Task to complete — Check each line of the listing for the string "name", then state how many lines have it. Only the number is wanted.

Data to use —
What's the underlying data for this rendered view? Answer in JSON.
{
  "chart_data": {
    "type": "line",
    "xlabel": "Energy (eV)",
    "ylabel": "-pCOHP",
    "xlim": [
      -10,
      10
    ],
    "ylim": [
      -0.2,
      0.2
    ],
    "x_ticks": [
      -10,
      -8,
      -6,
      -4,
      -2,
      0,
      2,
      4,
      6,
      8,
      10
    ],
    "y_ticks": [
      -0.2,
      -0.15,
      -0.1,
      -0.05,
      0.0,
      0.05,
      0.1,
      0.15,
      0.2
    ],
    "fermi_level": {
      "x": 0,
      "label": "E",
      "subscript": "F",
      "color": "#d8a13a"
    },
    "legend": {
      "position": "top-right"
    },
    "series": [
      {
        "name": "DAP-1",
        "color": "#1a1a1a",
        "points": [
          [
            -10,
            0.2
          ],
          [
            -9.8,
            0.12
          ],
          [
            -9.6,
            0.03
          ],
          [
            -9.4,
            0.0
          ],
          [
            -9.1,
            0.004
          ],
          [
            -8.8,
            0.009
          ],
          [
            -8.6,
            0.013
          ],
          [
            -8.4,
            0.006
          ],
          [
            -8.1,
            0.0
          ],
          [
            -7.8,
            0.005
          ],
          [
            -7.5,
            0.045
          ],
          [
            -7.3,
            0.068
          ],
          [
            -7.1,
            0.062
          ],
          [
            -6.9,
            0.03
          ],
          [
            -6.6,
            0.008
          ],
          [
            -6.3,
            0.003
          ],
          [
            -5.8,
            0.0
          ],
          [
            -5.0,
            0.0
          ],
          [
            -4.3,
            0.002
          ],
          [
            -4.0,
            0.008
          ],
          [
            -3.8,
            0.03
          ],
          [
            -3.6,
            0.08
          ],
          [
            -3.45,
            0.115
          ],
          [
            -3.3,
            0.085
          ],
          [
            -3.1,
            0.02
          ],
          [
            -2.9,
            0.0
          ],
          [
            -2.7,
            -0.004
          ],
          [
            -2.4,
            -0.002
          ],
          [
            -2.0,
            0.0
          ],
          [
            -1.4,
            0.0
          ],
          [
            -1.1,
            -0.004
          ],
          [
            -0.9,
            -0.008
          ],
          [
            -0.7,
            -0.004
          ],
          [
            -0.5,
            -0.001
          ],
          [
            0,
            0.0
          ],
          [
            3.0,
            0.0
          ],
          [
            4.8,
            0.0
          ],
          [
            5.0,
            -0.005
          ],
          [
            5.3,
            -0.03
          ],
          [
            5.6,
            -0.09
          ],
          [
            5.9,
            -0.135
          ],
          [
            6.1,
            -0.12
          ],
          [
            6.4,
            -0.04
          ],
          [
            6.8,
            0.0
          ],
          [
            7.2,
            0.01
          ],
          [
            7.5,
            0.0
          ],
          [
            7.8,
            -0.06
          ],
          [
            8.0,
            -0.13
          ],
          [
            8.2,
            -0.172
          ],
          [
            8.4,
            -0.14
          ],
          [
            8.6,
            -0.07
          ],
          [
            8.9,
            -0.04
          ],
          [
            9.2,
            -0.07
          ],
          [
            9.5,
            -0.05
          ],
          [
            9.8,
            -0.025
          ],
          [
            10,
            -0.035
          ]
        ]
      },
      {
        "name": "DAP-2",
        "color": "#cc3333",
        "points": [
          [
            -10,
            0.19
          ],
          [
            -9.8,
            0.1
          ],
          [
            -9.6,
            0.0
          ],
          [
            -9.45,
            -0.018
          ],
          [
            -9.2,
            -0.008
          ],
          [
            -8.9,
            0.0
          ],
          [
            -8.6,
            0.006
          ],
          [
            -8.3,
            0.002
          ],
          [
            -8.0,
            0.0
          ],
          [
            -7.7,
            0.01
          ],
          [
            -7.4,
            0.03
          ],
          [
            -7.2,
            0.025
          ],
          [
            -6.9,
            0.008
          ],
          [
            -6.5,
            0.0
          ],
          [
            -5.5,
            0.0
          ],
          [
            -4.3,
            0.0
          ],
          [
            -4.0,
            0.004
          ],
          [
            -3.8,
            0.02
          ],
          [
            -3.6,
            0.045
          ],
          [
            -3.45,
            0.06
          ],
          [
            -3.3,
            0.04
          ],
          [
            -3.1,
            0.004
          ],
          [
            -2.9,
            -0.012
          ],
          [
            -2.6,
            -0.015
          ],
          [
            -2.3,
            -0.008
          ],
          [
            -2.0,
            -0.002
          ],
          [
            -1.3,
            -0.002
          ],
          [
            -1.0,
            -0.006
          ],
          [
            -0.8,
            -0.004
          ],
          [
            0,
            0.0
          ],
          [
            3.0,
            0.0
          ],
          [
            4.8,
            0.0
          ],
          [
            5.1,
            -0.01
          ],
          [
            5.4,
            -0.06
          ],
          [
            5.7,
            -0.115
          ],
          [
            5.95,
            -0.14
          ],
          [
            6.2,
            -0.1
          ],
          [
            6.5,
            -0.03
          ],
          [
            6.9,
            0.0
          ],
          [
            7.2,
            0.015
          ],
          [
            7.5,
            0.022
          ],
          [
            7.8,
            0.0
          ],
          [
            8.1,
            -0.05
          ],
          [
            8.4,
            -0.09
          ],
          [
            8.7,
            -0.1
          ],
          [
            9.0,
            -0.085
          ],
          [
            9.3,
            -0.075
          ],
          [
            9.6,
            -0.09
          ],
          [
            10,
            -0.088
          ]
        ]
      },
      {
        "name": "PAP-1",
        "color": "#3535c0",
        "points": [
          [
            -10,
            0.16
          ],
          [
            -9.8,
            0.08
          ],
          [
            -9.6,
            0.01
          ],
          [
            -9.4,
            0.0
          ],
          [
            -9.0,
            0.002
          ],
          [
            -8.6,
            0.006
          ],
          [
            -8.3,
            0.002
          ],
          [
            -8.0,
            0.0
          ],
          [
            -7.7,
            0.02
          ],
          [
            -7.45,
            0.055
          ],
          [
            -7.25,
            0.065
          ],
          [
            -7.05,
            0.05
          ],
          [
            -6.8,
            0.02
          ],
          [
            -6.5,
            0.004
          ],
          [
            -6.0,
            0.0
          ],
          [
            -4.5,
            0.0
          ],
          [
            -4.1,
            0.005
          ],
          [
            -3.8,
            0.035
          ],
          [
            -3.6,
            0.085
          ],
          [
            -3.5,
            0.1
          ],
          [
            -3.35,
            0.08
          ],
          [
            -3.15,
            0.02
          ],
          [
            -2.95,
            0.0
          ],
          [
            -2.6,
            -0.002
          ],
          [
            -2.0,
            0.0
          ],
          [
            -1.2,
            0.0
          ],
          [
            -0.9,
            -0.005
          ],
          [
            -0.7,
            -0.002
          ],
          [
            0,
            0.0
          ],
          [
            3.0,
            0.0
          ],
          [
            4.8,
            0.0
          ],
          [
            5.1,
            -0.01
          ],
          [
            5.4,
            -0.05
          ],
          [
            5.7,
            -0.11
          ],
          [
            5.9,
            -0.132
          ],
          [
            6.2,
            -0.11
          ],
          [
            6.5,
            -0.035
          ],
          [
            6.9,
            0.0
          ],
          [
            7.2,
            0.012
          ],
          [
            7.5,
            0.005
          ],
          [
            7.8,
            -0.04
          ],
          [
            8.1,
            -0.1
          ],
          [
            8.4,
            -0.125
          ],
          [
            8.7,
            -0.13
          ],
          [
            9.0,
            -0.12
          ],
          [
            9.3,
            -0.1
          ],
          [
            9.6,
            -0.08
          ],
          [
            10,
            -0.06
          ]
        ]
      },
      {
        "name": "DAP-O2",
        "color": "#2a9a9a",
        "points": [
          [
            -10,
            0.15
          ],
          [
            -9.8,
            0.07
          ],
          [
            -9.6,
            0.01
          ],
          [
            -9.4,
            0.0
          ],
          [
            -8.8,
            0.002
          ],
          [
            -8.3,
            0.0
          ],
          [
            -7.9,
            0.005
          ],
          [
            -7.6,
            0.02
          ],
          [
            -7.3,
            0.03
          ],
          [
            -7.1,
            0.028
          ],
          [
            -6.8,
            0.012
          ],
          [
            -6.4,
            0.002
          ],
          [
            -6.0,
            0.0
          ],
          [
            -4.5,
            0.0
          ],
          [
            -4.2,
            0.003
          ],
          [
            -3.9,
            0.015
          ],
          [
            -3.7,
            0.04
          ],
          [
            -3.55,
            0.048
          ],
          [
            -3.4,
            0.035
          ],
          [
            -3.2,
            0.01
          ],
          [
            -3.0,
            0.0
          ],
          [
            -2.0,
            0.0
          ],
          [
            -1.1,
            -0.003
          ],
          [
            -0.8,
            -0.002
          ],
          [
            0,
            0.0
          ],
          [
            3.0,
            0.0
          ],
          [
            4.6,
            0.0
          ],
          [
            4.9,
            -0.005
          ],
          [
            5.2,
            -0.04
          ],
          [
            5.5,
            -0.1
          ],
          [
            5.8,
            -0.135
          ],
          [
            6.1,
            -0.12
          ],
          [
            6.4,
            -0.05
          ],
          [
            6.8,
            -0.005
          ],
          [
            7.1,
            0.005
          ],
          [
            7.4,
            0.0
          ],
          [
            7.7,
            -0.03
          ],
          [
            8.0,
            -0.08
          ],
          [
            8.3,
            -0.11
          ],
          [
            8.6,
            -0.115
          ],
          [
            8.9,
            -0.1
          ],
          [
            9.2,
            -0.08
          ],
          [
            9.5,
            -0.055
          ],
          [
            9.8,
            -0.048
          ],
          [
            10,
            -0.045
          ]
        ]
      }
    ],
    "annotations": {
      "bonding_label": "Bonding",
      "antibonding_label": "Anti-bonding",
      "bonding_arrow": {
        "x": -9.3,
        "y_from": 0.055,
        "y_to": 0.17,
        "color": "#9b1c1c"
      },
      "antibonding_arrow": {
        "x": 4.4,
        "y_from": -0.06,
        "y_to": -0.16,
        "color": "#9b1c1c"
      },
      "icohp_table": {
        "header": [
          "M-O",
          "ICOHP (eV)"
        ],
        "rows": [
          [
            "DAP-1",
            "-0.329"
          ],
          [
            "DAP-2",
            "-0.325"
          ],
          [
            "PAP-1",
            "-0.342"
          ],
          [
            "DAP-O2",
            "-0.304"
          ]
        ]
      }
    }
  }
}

Task solution — 4